[Data listing]

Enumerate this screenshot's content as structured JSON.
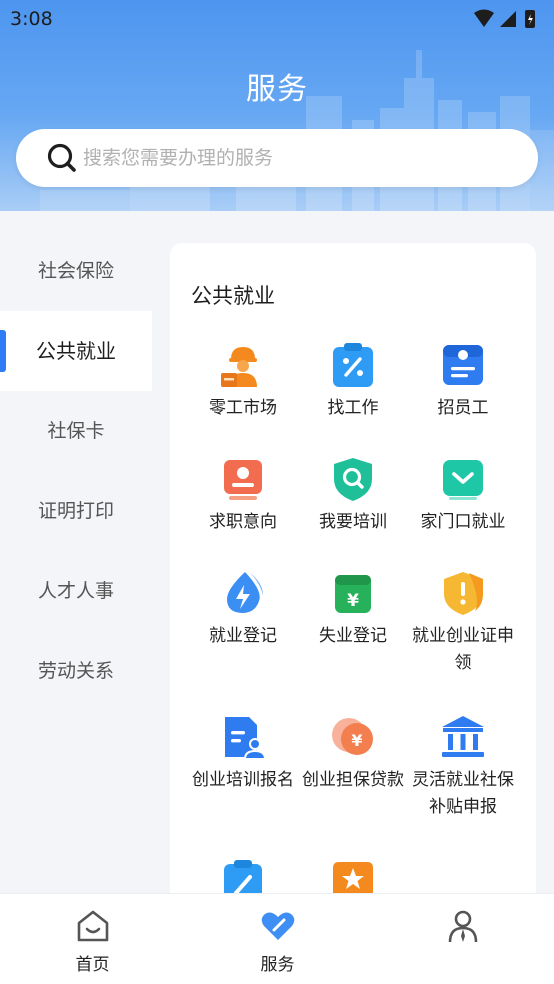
{
  "status": {
    "time": "3:08"
  },
  "header": {
    "title": "服务",
    "search_placeholder": "搜索您需要办理的服务"
  },
  "categories": [
    {
      "label": "社会保险"
    },
    {
      "label": "公共就业",
      "active": true
    },
    {
      "label": "社保卡"
    },
    {
      "label": "证明打印"
    },
    {
      "label": "人才人事"
    },
    {
      "label": "劳动关系"
    }
  ],
  "section": {
    "title": "公共就业",
    "items": [
      {
        "label": "零工市场",
        "icon": "worker-icon"
      },
      {
        "label": "找工作",
        "icon": "clipboard-percent-icon"
      },
      {
        "label": "招员工",
        "icon": "id-card-icon"
      },
      {
        "label": "求职意向",
        "icon": "profile-card-icon"
      },
      {
        "label": "我要培训",
        "icon": "shield-search-icon"
      },
      {
        "label": "家门口就业",
        "icon": "chevron-box-icon"
      },
      {
        "label": "就业登记",
        "icon": "water-drop-bolt-icon"
      },
      {
        "label": "失业登记",
        "icon": "wallet-yuan-icon"
      },
      {
        "label": "就业创业证申领",
        "icon": "shield-alert-icon"
      },
      {
        "label": "创业培训报名",
        "icon": "document-user-icon"
      },
      {
        "label": "创业担保贷款",
        "icon": "coins-yuan-icon"
      },
      {
        "label": "灵活就业社保补贴申报",
        "icon": "bank-icon"
      },
      {
        "label": "",
        "icon": "clipboard-edit-icon"
      },
      {
        "label": "",
        "icon": "star-folder-icon"
      }
    ]
  },
  "tabs": [
    {
      "label": "首页",
      "icon": "home-icon"
    },
    {
      "label": "服务",
      "icon": "heart-service-icon",
      "active": true
    },
    {
      "label": "",
      "icon": "person-icon"
    }
  ],
  "colors": {
    "accent": "#2f7cf6",
    "header_top": "#4d95ef",
    "orange": "#f48a1e",
    "teal": "#1fbf9a",
    "green": "#27b15a",
    "blue_icon": "#2e7cf0"
  }
}
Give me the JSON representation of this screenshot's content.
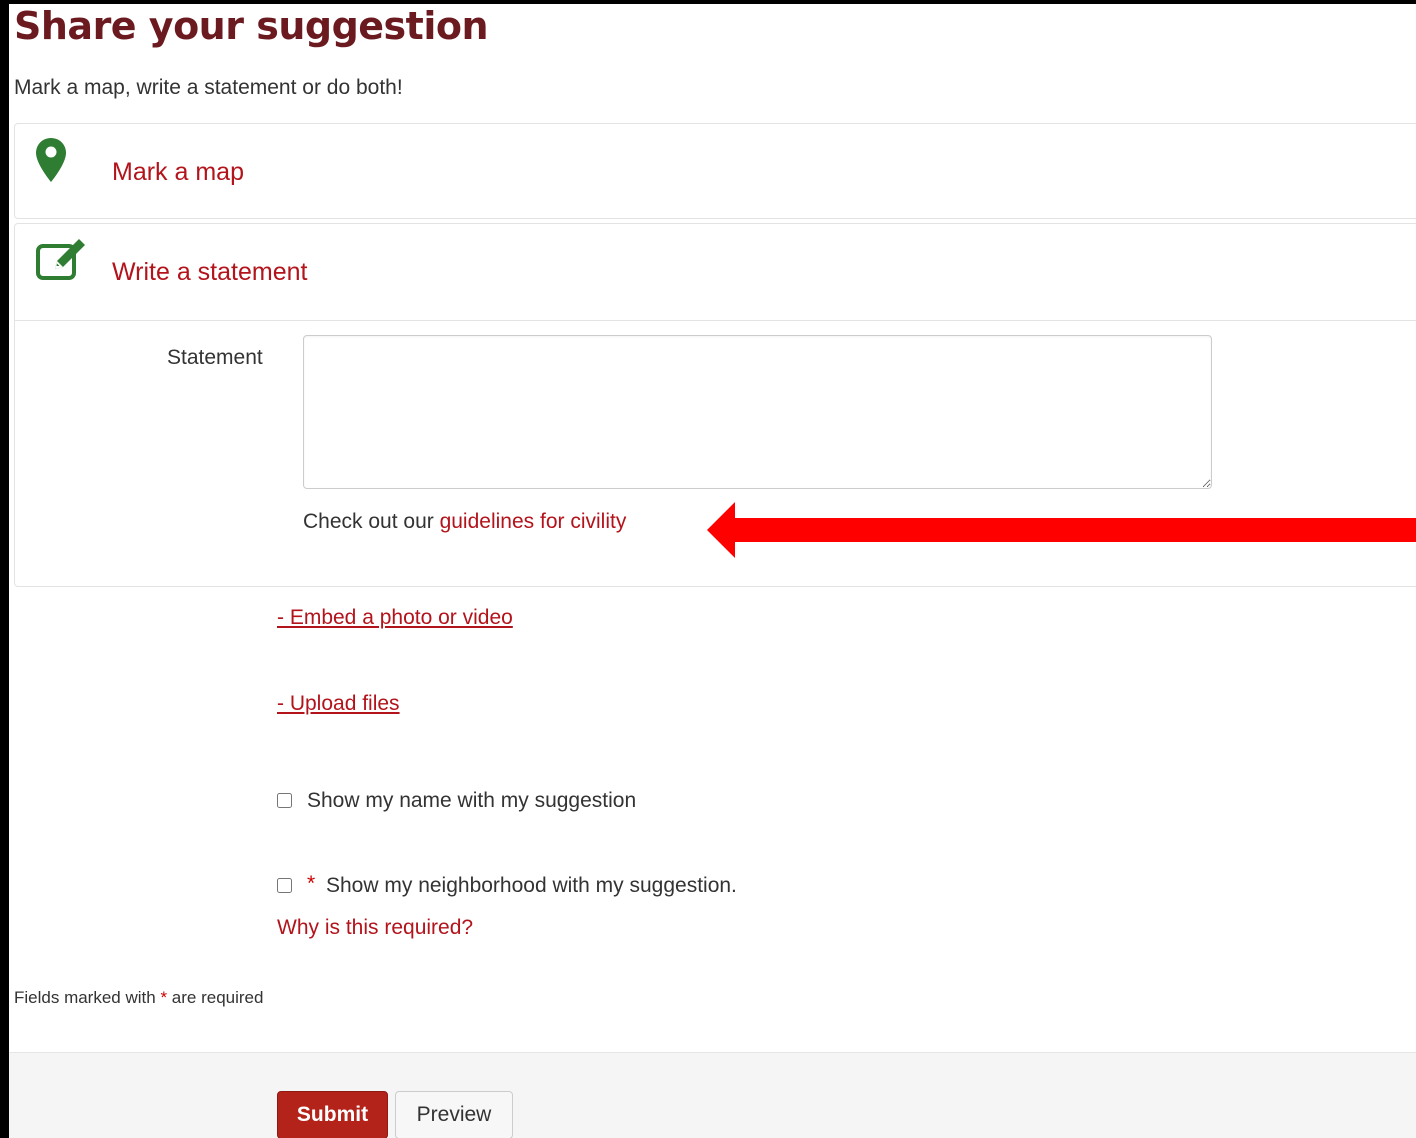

| EXERCISE BRIEF |
Within the material above, find the lines that contain the word "shield"; copy them.

| REPLY TO THE EXERCISE |
        "icon": "shield-search-icon"
        "icon": "shield-alert-icon"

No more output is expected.